**Stated problem:** Transcribe all the entries word for word, omitting any pictures they contain.

**Exercise inputs:**
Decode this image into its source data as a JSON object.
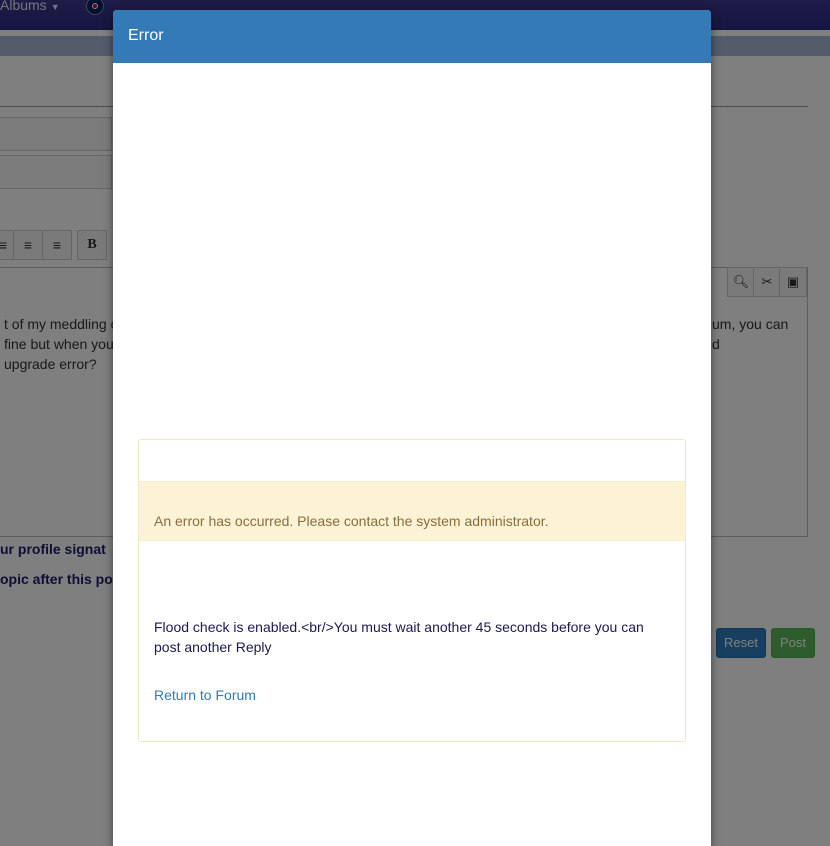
{
  "background": {
    "nav_albums": "Albums",
    "editor_lines_left": [
      "t of my meddling o",
      "fine but when you",
      " upgrade error?"
    ],
    "editor_lines_right": [
      "um, you can",
      "d"
    ],
    "option_1": "ur profile signat",
    "option_2": "opic after this po",
    "reset_label": "Reset",
    "post_label": "Post"
  },
  "modal": {
    "title": "Error",
    "alert": "An error has occurred. Please contact the system administrator.",
    "message": "Flood check is enabled.<br/>You must wait another 45 seconds before you can post another Reply",
    "link": "Return to Forum"
  },
  "colors": {
    "modal_header": "#337ab7",
    "alert_bg": "#fcf3d6",
    "alert_text": "#8a6d3b",
    "link": "#337ab7",
    "navbar": "#2c2a80"
  },
  "icons": [
    "caret-down-icon",
    "uk-flag-icon",
    "align-left-icon",
    "align-center-icon",
    "align-right-icon",
    "bold-icon",
    "search-icon",
    "attachment-icon",
    "image-icon",
    "resize-handle-icon"
  ]
}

**Final result:**
Decode this image into its source data as a JSON object.
{
  "background": {
    "nav_albums": "Albums",
    "editor_lines_left": [
      "t of my meddling o",
      "fine but when you",
      " upgrade error?"
    ],
    "editor_lines_right": [
      "um, you can",
      "d"
    ],
    "option_1": "ur profile signat",
    "option_2": "opic after this po",
    "reset_label": "Reset",
    "post_label": "Post"
  },
  "modal": {
    "title": "Error",
    "alert": "An error has occurred. Please contact the system administrator.",
    "message": "Flood check is enabled.<br/>You must wait another 45 seconds before you can post another Reply",
    "link": "Return to Forum"
  },
  "colors": {
    "modal_header": "#337ab7",
    "alert_bg": "#fcf3d6",
    "alert_text": "#8a6d3b",
    "link": "#337ab7",
    "navbar": "#2c2a80"
  },
  "icons": [
    "caret-down-icon",
    "uk-flag-icon",
    "align-left-icon",
    "align-center-icon",
    "align-right-icon",
    "bold-icon",
    "search-icon",
    "attachment-icon",
    "image-icon",
    "resize-handle-icon"
  ]
}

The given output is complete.